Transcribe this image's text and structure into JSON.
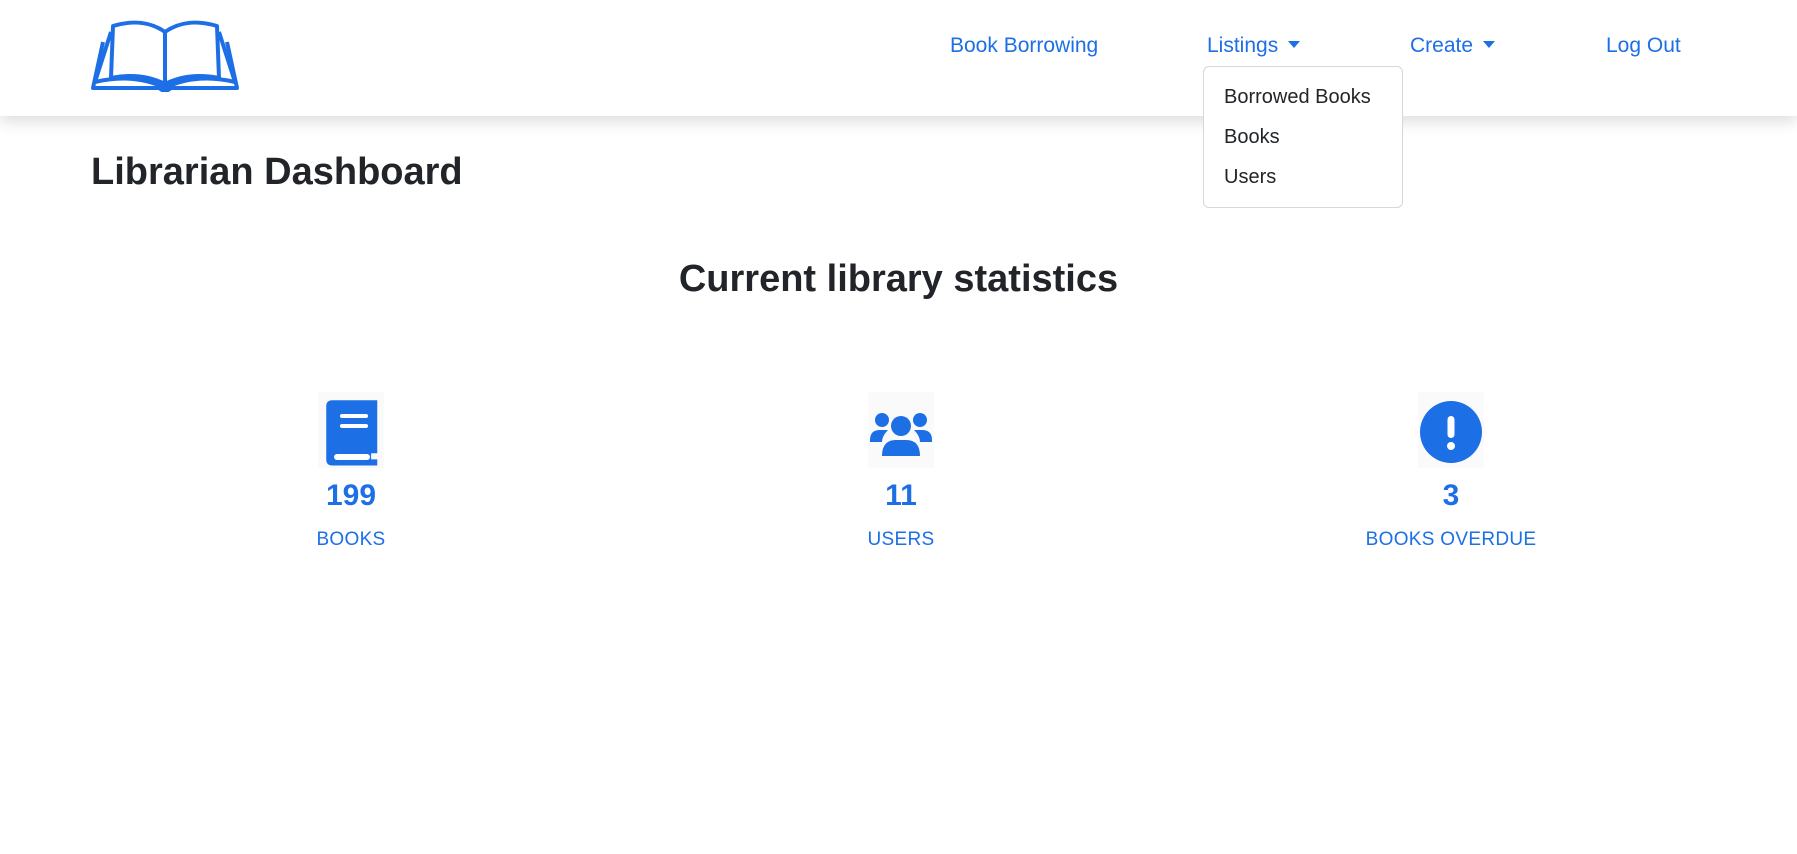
{
  "nav": {
    "items": [
      {
        "label": "Book Borrowing"
      },
      {
        "label": "Listings"
      },
      {
        "label": "Create"
      },
      {
        "label": "Log Out"
      }
    ],
    "logo_icon": "open-book-icon"
  },
  "listings_dropdown": {
    "items": [
      {
        "label": "Borrowed Books"
      },
      {
        "label": "Books"
      },
      {
        "label": "Users"
      }
    ]
  },
  "page": {
    "title": "Librarian Dashboard",
    "section_title": "Current library statistics"
  },
  "stats": [
    {
      "value": "199",
      "label": "BOOKS",
      "icon": "book-icon"
    },
    {
      "value": "11",
      "label": "USERS",
      "icon": "users-icon"
    },
    {
      "value": "3",
      "label": "BOOKS OVERDUE",
      "icon": "exclamation-circle-icon"
    }
  ],
  "colors": {
    "accent": "#1d6fe6",
    "text": "#212529",
    "background": "#ffffff"
  }
}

Written request: From the records given above, reproduce all text exactly and exclude each picture.

The solution:
Transcribe this image's text and structure into JSON.
{
  "nav": {
    "items": [
      {
        "label": "Book Borrowing"
      },
      {
        "label": "Listings"
      },
      {
        "label": "Create"
      },
      {
        "label": "Log Out"
      }
    ],
    "logo_icon": "open-book-icon"
  },
  "listings_dropdown": {
    "items": [
      {
        "label": "Borrowed Books"
      },
      {
        "label": "Books"
      },
      {
        "label": "Users"
      }
    ]
  },
  "page": {
    "title": "Librarian Dashboard",
    "section_title": "Current library statistics"
  },
  "stats": [
    {
      "value": "199",
      "label": "BOOKS",
      "icon": "book-icon"
    },
    {
      "value": "11",
      "label": "USERS",
      "icon": "users-icon"
    },
    {
      "value": "3",
      "label": "BOOKS OVERDUE",
      "icon": "exclamation-circle-icon"
    }
  ],
  "colors": {
    "accent": "#1d6fe6",
    "text": "#212529",
    "background": "#ffffff"
  }
}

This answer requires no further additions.